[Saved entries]
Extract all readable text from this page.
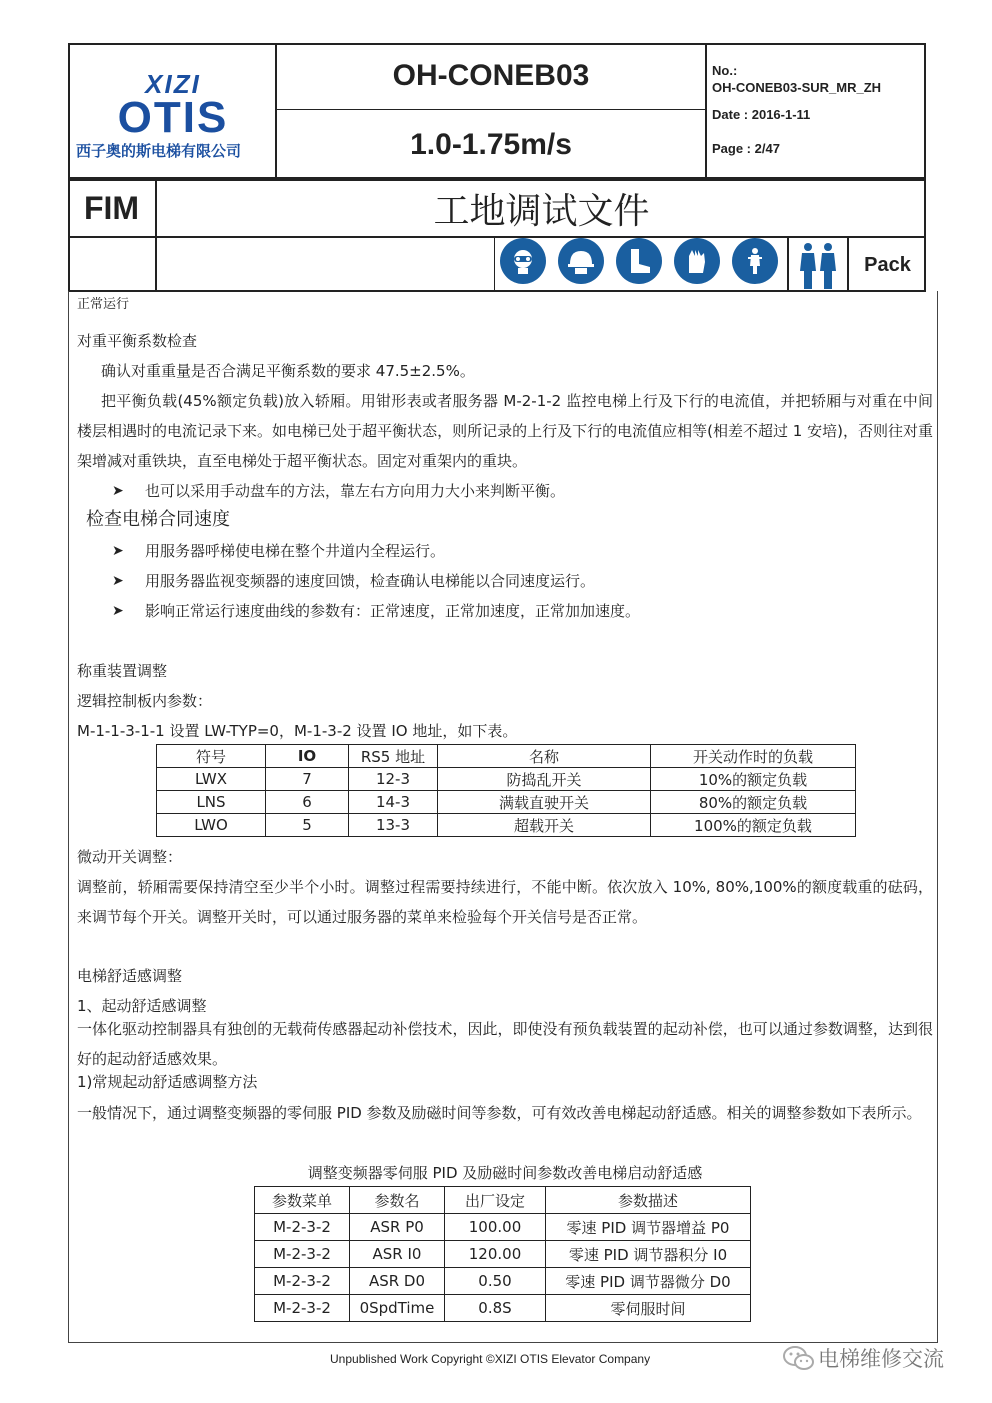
XIZI
OTIS
西子奥的斯电梯有限公司
OH-CONEB03
1.0-1.75m/s
No.:
OH-CONEB03-SUR_MR_ZH
Date : 2016-1-11
Page : 2/47
FIM	工地调试文件
Pack
正常运行
对重平衡系数检查
确认对重重量是否合满足平衡系数的要求 47.5±2.5%。
把平衡负载(45%额定负载)放入轿厢。用钳形表或者服务器 M-2-1-2 监控电梯上行及下行的电流值，并把轿厢与对重在中间楼层相遇时的电流记录下来。如电梯已处于超平衡状态，则所记录的上行及下行的电流值应相等(相差不超过 1 安培)，否则往对重架增减对重铁块，直至电梯处于超平衡状态。固定对重架内的重块。
➤ 也可以采用手动盘车的方法，靠左右方向用力大小来判断平衡。
检查电梯合同速度
➤ 用服务器呼梯使电梯在整个井道内全程运行。
➤ 用服务器监视变频器的速度回馈，检查确认电梯能以合同速度运行。
➤ 影响正常运行速度曲线的参数有：正常速度，正常加速度，正常加加速度。
称重装置调整
逻辑控制板内参数：
M-1-1-3-1-1 设置 LW-TYP=0，M-1-3-2 设置 IO 地址，如下表。
符号	IO	RS5 地址	名称	开关动作时的负载
LWX	7	12-3	防捣乱开关	10%的额定负载
LNS	6	14-3	满载直驶开关	80%的额定负载
LWO	5	13-3	超载开关	100%的额定负载
微动开关调整：
调整前，轿厢需要保持清空至少半个小时。调整过程需要持续进行，不能中断。依次放入 10%, 80%,100%的额度载重的砝码，来调节每个开关。调整开关时，可以通过服务器的菜单来检验每个开关信号是否正常。
电梯舒适感调整
1、起动舒适感调整
一体化驱动控制器具有独创的无载荷传感器起动补偿技术，因此，即使没有预负载装置的起动补偿，也可以通过参数调整，达到很好的起动舒适感效果。
1)常规起动舒适感调整方法
一般情况下，通过调整变频器的零伺服 PID 参数及励磁时间等参数，可有效改善电梯起动舒适感。相关的调整参数如下表所示。
调整变频器零伺服 PID 及励磁时间参数改善电梯启动舒适感
参数菜单	参数名	出厂设定	参数描述
M-2-3-2	ASR P0	100.00	零速 PID 调节器增益 P0
M-2-3-2	ASR I0	120.00	零速 PID 调节器积分 I0
M-2-3-2	ASR D0	0.50	零速 PID 调节器微分 D0
M-2-3-2	0SpdTime	0.8S	零伺服时间
Unpublished Work Copyright ©XIZI OTIS Elevator Company	电梯维修交流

> **EXERCISE GOAL**: Omit the pictures and output all of the other material exactly.

> **ANSWER FOR THIS EXERCISE**:
Extract all readable text from this page.
XIZI
OTIS
西子奥的斯电梯有限公司
OH-CONEB03
1.0-1.75m/s
No.:
OH-CONEB03-SUR_MR_ZH
Date : 2016-1-11
Page : 2/47
FIM	工地调试文件
Pack
正常运行
对重平衡系数检查
确认对重重量是否合满足平衡系数的要求 47.5±2.5%。
把平衡负载(45%额定负载)放入轿厢。用钳形表或者服务器 M-2-1-2 监控电梯上行及下行的电流值，并把轿厢与对重在中间楼层相遇时的电流记录下来。如电梯已处于超平衡状态，则所记录的上行及下行的电流值应相等(相差不超过 1 安培)，否则往对重架增减对重铁块，直至电梯处于超平衡状态。固定对重架内的重块。
➤ 也可以采用手动盘车的方法，靠左右方向用力大小来判断平衡。
检查电梯合同速度
➤ 用服务器呼梯使电梯在整个井道内全程运行。
➤ 用服务器监视变频器的速度回馈，检查确认电梯能以合同速度运行。
➤ 影响正常运行速度曲线的参数有：正常速度，正常加速度，正常加加速度。
称重装置调整
逻辑控制板内参数：
M-1-1-3-1-1 设置 LW-TYP=0，M-1-3-2 设置 IO 地址，如下表。
符号	IO	RS5 地址	名称	开关动作时的负载
LWX	7	12-3	防捣乱开关	10%的额定负载
LNS	6	14-3	满载直驶开关	80%的额定负载
LWO	5	13-3	超载开关	100%的额定负载
微动开关调整：
调整前，轿厢需要保持清空至少半个小时。调整过程需要持续进行，不能中断。依次放入 10%, 80%,100%的额度载重的砝码，来调节每个开关。调整开关时，可以通过服务器的菜单来检验每个开关信号是否正常。
电梯舒适感调整
1、起动舒适感调整
一体化驱动控制器具有独创的无载荷传感器起动补偿技术，因此，即使没有预负载装置的起动补偿，也可以通过参数调整，达到很好的起动舒适感效果。
1)常规起动舒适感调整方法
一般情况下，通过调整变频器的零伺服 PID 参数及励磁时间等参数，可有效改善电梯起动舒适感。相关的调整参数如下表所示。
调整变频器零伺服 PID 及励磁时间参数改善电梯启动舒适感
参数菜单	参数名	出厂设定	参数描述
M-2-3-2	ASR P0	100.00	零速 PID 调节器增益 P0
M-2-3-2	ASR I0	120.00	零速 PID 调节器积分 I0
M-2-3-2	ASR D0	0.50	零速 PID 调节器微分 D0
M-2-3-2	0SpdTime	0.8S	零伺服时间
Unpublished Work Copyright ©XIZI OTIS Elevator Company	电梯维修交流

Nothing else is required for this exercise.